Directions for this task ▸
Find and copy every line in the records that includes the string "OCDC".

Supplied information ▸
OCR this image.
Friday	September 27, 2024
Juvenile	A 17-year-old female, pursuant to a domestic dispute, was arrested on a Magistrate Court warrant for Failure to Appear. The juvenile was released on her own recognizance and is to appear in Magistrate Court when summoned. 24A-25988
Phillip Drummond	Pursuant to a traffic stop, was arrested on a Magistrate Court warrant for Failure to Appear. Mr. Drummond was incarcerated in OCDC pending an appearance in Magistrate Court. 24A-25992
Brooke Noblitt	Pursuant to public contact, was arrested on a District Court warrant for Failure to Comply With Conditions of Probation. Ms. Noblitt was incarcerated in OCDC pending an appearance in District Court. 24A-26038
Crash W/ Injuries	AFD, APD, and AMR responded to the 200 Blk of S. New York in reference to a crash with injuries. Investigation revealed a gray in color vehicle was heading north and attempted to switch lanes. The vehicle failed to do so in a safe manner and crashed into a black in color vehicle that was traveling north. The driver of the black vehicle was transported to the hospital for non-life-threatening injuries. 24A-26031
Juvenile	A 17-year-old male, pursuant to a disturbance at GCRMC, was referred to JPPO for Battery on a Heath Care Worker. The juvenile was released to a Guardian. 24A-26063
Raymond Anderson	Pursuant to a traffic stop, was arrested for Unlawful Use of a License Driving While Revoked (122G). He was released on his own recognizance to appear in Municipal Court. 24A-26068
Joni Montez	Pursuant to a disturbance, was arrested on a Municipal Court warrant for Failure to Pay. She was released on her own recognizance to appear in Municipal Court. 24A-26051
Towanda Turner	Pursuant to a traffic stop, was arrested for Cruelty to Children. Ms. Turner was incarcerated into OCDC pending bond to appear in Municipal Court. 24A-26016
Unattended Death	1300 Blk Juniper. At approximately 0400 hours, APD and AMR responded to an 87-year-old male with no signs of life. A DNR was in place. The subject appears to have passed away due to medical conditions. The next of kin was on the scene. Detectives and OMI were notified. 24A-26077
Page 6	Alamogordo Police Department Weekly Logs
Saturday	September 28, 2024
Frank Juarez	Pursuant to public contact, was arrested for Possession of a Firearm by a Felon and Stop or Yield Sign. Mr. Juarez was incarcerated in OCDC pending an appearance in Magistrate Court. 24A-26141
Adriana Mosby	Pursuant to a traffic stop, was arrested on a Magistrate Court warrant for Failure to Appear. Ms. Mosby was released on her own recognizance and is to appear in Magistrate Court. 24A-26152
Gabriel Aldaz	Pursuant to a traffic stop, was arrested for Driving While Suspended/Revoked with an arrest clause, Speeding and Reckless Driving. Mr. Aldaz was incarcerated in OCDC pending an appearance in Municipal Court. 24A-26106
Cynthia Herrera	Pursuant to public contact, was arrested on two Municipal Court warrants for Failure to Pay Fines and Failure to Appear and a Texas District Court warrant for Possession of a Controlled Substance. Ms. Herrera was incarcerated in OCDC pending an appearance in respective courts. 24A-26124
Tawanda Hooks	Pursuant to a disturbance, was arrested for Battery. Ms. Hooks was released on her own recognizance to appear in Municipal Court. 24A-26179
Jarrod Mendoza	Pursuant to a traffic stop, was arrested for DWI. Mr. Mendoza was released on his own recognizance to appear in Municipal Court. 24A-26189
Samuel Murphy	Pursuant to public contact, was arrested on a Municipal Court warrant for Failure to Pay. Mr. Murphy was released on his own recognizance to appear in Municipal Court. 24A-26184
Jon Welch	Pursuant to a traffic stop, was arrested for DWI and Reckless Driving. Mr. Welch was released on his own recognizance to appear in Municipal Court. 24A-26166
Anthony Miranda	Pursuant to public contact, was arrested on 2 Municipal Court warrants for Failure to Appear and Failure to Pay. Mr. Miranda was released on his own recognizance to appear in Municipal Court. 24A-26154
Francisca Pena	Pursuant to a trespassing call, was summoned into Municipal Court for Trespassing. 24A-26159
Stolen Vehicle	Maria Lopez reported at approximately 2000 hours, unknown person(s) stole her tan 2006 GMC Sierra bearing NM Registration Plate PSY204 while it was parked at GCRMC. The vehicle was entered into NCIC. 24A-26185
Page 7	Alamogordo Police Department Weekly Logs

The result ▸
Phillip Drummond	Pursuant to a traffic stop, was arrested on a Magistrate Court warrant for Failure to Appear. Mr. Drummond was incarcerated in OCDC pending an appearance in Magistrate Court. 24A-25992
Brooke Noblitt	Pursuant to public contact, was arrested on a District Court warrant for Failure to Comply With Conditions of Probation. Ms. Noblitt was incarcerated in OCDC pending an appearance in District Court. 24A-26038
Towanda Turner	Pursuant to a traffic stop, was arrested for Cruelty to Children. Ms. Turner was incarcerated into OCDC pending bond to appear in Municipal Court. 24A-26016
Frank Juarez	Pursuant to public contact, was arrested for Possession of a Firearm by a Felon and Stop or Yield Sign. Mr. Juarez was incarcerated in OCDC pending an appearance in Magistrate Court. 24A-26141
Gabriel Aldaz	Pursuant to a traffic stop, was arrested for Driving While Suspended/Revoked with an arrest clause, Speeding and Reckless Driving. Mr. Aldaz was incarcerated in OCDC pending an appearance in Municipal Court. 24A-26106
Cynthia Herrera	Pursuant to public contact, was arrested on two Municipal Court warrants for Failure to Pay Fines and Failure to Appear and a Texas District Court warrant for Possession of a Controlled Substance. Ms. Herrera was incarcerated in OCDC pending an appearance in respective courts. 24A-26124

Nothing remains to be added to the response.